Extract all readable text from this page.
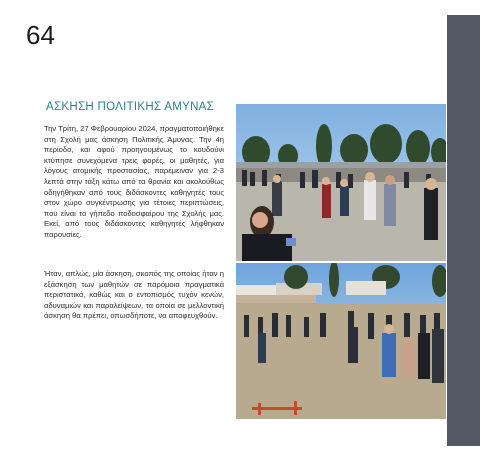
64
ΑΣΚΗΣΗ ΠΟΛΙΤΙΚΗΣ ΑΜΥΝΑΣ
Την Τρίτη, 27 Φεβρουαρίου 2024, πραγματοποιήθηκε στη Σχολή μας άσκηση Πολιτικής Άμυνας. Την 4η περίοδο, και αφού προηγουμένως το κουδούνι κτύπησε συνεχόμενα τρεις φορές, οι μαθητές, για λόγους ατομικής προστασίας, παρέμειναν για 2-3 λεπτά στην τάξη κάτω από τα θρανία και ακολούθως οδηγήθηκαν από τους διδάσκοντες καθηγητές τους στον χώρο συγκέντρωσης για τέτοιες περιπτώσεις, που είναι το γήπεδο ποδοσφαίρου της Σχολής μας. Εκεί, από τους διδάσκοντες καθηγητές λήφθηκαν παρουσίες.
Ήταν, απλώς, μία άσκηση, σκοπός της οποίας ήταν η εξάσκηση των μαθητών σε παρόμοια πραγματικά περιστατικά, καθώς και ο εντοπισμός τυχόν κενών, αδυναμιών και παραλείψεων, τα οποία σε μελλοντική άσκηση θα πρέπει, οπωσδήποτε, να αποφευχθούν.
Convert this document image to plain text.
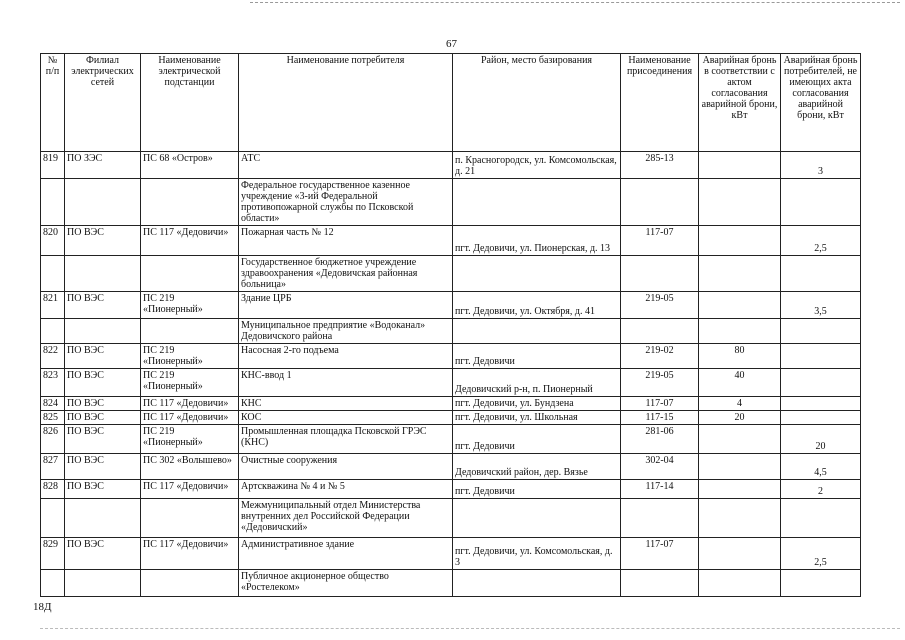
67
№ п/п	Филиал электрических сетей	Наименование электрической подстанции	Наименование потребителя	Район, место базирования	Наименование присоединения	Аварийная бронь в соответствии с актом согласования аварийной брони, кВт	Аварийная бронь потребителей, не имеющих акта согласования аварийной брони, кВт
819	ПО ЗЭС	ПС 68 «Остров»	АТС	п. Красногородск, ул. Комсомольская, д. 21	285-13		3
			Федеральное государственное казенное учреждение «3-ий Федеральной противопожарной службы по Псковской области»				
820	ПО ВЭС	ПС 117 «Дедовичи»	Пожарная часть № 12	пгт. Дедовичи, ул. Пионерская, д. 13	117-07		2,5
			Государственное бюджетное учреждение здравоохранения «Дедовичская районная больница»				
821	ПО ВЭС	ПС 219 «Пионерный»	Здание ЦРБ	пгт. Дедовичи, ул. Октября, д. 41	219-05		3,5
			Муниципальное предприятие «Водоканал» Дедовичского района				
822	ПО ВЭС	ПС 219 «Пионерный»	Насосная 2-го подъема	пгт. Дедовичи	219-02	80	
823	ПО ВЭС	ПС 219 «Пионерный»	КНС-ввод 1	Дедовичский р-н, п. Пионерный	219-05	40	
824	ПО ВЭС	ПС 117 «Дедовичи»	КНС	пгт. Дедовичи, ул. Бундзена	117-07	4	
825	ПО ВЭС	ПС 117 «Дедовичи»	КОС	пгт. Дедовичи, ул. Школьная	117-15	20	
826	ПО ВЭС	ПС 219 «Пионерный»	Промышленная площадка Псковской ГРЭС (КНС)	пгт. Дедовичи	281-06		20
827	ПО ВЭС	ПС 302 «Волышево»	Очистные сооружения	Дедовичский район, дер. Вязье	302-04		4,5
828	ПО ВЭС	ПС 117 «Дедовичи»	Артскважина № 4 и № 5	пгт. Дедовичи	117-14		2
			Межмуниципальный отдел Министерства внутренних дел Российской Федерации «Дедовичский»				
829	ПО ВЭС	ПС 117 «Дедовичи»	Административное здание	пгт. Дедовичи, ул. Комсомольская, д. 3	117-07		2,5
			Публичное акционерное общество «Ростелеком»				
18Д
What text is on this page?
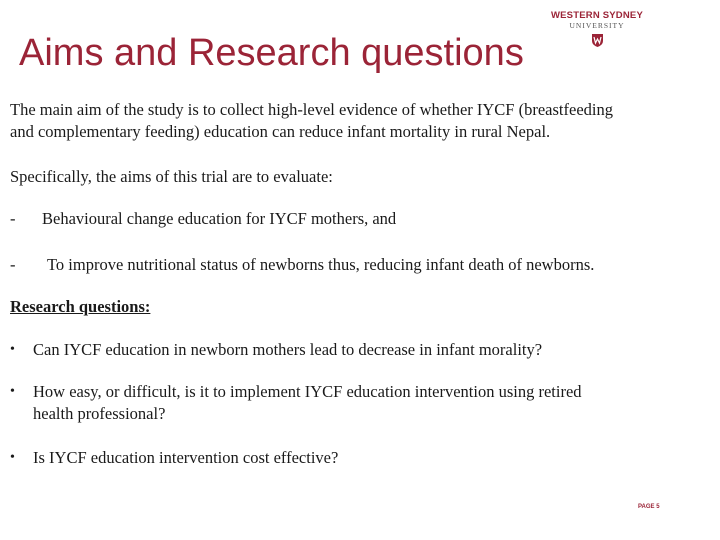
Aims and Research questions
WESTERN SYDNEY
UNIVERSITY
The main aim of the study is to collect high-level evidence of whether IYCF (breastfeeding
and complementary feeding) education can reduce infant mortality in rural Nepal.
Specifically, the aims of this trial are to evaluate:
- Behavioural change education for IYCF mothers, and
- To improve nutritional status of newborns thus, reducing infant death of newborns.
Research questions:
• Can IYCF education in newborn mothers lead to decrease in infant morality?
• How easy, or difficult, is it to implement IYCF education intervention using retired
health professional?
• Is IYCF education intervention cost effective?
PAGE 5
══════════
Transcribe the material exactly, keeping every word and none of the pictures.

> **Finished task**
Extract all readable text from this page.
64
ΑΣΚΗΣΗ ΠΟΛΙΤΙΚΗΣ ΑΜΥΝΑΣ
Την Τρίτη, 27 Φεβρουαρίου 2024, πραγματοποιήθηκε στη Σχολή μας άσκηση Πολιτικής Άμυνας. Την 4η περίοδο, και αφού προηγουμένως το κουδούνι κτύπησε συνεχόμενα τρεις φορές, οι μαθητές, για λόγους ατομικής προστασίας, παρέμειναν για 2-3 λεπτά στην τάξη κάτω από τα θρανία και ακολούθως οδηγήθηκαν από τους διδάσκοντες καθηγητές τους στον χώρο συγκέντρωσης για τέτοιες περιπτώσεις, που είναι το γήπεδο ποδοσφαίρου της Σχολής μας. Εκεί, από τους διδάσκοντες καθηγητές λήφθηκαν παρουσίες.
Ήταν, απλώς, μία άσκηση, σκοπός της οποίας ήταν η εξάσκηση των μαθητών σε παρόμοια πραγματικά περιστατικά, καθώς και ο εντοπισμός τυχόν κενών, αδυναμιών και παραλείψεων, τα οποία σε μελλοντική άσκηση θα πρέπει, οπωσδήποτε, να αποφευχθούν.
Convert this document image to plain text.
67
№ п/п	Филиал электрических сетей	Наименование электрической подстанции	Наименование потребителя	Район, место базирования	Наименование присоединения	Аварийная бронь в соответствии с актом согласования аварийной брони, кВт	Аварийная бронь потребителей, не имеющих акта согласования аварийной брони, кВт
819	ПО ЗЭС	ПС 68 «Остров»	АТС	п. Красногородск, ул. Комсомольская, д. 21	285-13		3
			Федеральное государственное казенное учреждение «3-ий Федеральной противопожарной службы по Псковской области»				
820	ПО ВЭС	ПС 117 «Дедовичи»	Пожарная часть № 12	пгт. Дедовичи, ул. Пионерская, д. 13	117-07		2,5
			Государственное бюджетное учреждение здравоохранения «Дедовичская районная больница»				
821	ПО ВЭС	ПС 219 «Пионерный»	Здание ЦРБ	пгт. Дедовичи, ул. Октября, д. 41	219-05		3,5
			Муниципальное предприятие «Водоканал» Дедовичского района				
822	ПО ВЭС	ПС 219 «Пионерный»	Насосная 2-го подъема	пгт. Дедовичи	219-02	80	
823	ПО ВЭС	ПС 219 «Пионерный»	КНС-ввод 1	Дедовичский р-н, п. Пионерный	219-05	40	
824	ПО ВЭС	ПС 117 «Дедовичи»	КНС	пгт. Дедовичи, ул. Бундзена	117-07	4	
825	ПО ВЭС	ПС 117 «Дедовичи»	КОС	пгт. Дедовичи, ул. Школьная	117-15	20	
826	ПО ВЭС	ПС 219 «Пионерный»	Промышленная площадка Псковской ГРЭС (КНС)	пгт. Дедовичи	281-06		20
827	ПО ВЭС	ПС 302 «Волышево»	Очистные сооружения	Дедовичский район, дер. Вязье	302-04		4,5
828	ПО ВЭС	ПС 117 «Дедовичи»	Артскважина № 4 и № 5	пгт. Дедовичи	117-14		2
			Межмуниципальный отдел Министерства внутренних дел Российской Федерации «Дедовичский»				
829	ПО ВЭС	ПС 117 «Дедовичи»	Административное здание	пгт. Дедовичи, ул. Комсомольская, д. 3	117-07		2,5
			Публичное акционерное общество «Ростелеком»				
18Д
What text is on this page?
Aims and Research questions
WESTERN SYDNEY
UNIVERSITY
The main aim of the study is to collect high-level evidence of whether IYCF (breastfeeding
and complementary feeding) education can reduce infant mortality in rural Nepal.
Specifically, the aims of this trial are to evaluate:
- Behavioural change education for IYCF mothers, and
- To improve nutritional status of newborns thus, reducing infant death of newborns.
Research questions:
• Can IYCF education in newborn mothers lead to decrease in infant morality?
• How easy, or difficult, is it to implement IYCF education intervention using retired
health professional?
• Is IYCF education intervention cost effective?
PAGE 5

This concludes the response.